EXERCISE INPUT

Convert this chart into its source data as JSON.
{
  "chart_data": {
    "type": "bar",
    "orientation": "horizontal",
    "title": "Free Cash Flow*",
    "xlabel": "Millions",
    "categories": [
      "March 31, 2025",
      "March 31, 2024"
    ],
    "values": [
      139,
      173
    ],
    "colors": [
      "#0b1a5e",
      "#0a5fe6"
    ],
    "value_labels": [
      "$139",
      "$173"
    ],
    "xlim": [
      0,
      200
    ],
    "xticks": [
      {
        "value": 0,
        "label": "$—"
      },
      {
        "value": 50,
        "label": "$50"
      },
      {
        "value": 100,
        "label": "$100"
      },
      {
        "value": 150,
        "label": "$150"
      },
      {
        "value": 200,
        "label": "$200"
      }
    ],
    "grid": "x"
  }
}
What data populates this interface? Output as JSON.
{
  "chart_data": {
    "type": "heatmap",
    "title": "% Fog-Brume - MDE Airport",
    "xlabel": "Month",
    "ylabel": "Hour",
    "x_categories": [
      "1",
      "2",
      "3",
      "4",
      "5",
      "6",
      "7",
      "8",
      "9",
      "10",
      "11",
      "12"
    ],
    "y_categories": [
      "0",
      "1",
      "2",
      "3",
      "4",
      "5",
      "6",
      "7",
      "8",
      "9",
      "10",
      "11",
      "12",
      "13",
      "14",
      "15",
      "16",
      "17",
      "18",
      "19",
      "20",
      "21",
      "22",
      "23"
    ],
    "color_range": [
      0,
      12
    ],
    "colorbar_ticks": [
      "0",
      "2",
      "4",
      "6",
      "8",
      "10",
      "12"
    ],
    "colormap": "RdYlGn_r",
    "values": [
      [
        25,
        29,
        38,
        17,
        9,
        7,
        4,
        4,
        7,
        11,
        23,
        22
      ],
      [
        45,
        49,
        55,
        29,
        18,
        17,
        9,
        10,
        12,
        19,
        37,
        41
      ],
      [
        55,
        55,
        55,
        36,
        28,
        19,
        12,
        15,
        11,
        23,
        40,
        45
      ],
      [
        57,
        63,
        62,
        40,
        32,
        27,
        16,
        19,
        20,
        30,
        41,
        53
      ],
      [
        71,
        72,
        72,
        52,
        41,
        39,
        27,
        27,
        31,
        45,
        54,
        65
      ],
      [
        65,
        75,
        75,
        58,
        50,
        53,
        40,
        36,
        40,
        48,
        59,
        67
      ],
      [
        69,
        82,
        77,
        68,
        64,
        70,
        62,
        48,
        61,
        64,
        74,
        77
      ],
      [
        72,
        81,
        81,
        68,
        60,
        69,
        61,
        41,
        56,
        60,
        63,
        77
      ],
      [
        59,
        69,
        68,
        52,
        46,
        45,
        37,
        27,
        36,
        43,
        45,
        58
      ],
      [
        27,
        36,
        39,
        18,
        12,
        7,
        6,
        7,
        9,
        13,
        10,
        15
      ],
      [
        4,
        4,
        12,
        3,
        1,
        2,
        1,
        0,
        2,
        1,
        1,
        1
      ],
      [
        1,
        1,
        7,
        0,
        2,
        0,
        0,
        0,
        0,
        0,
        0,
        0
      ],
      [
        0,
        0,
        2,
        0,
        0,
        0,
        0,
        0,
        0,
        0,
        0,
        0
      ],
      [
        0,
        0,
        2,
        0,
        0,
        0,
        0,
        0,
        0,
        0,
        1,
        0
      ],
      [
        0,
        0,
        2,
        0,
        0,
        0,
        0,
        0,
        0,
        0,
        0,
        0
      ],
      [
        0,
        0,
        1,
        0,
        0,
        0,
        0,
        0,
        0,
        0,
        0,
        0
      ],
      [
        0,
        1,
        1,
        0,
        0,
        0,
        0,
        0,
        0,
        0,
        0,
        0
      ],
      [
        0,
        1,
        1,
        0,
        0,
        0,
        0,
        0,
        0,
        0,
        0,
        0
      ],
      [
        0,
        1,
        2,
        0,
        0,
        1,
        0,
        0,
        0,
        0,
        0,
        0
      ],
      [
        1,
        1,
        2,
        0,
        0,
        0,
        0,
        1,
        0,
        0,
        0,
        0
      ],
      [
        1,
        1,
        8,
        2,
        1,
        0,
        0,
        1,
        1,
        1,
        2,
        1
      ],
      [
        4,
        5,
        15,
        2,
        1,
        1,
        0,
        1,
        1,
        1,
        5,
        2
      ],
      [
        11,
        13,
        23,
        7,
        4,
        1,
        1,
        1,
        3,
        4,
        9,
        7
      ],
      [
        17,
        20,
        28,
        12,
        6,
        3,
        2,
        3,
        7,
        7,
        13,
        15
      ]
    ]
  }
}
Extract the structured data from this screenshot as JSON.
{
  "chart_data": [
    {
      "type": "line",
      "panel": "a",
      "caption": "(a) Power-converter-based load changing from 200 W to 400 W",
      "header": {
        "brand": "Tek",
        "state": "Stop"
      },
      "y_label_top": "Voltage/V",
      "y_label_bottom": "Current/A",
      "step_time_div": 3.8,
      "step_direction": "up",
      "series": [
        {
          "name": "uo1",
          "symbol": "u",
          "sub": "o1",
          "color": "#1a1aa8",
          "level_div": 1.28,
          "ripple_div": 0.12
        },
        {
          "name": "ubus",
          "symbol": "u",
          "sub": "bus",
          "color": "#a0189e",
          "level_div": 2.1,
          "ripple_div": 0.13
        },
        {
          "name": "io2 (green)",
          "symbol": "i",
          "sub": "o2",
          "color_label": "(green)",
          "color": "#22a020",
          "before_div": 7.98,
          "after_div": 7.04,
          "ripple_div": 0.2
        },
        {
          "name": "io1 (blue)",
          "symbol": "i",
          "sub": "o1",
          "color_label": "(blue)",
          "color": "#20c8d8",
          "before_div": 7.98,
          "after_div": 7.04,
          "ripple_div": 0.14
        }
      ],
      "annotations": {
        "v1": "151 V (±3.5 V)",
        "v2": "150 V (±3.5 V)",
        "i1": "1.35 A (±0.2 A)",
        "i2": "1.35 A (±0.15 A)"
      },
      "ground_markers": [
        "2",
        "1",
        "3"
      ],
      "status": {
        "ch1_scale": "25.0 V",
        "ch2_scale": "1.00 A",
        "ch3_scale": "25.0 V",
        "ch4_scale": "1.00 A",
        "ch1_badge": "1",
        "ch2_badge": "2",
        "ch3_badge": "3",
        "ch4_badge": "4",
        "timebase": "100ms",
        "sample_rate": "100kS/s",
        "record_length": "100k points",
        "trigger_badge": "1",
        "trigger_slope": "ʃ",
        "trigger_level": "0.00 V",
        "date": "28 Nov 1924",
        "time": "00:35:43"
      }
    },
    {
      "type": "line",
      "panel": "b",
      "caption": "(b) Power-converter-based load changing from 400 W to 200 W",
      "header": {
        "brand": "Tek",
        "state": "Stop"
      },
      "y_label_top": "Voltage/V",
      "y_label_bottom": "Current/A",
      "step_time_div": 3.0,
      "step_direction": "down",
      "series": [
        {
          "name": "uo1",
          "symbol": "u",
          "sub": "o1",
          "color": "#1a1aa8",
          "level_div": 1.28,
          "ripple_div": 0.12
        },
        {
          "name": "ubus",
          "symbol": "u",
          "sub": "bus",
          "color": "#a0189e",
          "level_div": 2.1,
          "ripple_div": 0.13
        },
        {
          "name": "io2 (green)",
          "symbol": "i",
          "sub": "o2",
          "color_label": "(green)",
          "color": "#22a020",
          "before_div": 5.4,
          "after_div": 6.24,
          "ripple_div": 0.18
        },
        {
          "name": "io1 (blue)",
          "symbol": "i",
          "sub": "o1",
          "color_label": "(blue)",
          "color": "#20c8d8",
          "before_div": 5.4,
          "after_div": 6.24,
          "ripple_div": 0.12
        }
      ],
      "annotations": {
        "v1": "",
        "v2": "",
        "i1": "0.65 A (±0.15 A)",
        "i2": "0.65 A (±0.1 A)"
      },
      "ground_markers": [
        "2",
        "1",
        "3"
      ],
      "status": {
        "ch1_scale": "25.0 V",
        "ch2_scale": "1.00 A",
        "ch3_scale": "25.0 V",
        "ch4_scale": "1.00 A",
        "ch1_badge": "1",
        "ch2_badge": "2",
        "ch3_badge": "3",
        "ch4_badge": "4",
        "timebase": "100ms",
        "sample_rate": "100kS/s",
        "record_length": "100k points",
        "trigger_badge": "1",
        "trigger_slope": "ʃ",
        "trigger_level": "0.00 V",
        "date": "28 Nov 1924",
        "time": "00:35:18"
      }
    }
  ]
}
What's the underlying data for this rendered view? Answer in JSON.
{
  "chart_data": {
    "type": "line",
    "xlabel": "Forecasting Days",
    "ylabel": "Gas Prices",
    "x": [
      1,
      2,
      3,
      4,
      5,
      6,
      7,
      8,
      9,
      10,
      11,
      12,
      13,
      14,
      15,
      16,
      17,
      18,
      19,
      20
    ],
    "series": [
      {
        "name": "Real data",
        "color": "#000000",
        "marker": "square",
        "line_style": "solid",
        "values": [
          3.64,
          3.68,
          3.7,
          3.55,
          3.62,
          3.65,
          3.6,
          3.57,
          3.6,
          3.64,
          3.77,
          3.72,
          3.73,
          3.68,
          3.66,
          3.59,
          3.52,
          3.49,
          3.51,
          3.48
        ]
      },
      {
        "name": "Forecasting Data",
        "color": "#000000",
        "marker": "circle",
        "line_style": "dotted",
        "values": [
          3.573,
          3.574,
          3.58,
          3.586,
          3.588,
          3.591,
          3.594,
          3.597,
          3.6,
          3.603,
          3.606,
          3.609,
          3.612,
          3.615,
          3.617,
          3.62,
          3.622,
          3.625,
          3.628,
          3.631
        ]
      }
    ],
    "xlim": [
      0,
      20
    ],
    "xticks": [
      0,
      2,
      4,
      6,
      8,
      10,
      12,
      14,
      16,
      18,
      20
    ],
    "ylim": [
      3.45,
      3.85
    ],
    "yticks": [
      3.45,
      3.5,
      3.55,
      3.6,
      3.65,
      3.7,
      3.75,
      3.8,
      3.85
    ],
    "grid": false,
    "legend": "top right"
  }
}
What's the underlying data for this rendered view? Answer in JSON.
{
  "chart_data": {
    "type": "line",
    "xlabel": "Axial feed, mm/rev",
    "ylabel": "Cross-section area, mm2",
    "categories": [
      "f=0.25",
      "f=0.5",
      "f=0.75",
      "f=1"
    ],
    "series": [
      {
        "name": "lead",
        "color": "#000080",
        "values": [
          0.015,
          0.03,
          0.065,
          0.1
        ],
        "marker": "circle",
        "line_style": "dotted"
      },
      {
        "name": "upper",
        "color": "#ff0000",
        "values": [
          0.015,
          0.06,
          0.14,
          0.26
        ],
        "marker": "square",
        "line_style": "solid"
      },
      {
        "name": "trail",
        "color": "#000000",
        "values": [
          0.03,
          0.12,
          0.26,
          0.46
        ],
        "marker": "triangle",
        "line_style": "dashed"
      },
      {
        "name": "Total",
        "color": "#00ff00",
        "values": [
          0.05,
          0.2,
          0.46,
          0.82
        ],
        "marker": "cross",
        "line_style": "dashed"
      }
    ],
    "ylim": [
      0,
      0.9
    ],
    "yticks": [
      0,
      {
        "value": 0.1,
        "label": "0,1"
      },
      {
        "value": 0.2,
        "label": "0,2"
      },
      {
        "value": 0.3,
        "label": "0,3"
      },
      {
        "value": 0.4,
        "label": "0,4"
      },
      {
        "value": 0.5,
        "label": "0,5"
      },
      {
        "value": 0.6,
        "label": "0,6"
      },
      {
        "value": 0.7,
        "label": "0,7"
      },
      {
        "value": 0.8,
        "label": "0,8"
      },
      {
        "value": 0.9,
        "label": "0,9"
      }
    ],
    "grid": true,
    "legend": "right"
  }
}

INSTRUCTIONS FOR THE TASK
Copy every line above that includes the string "title".

THE RESPONSE
    "title": "Free Cash Flow*",
    "title": "% Fog-Brume - MDE Airport",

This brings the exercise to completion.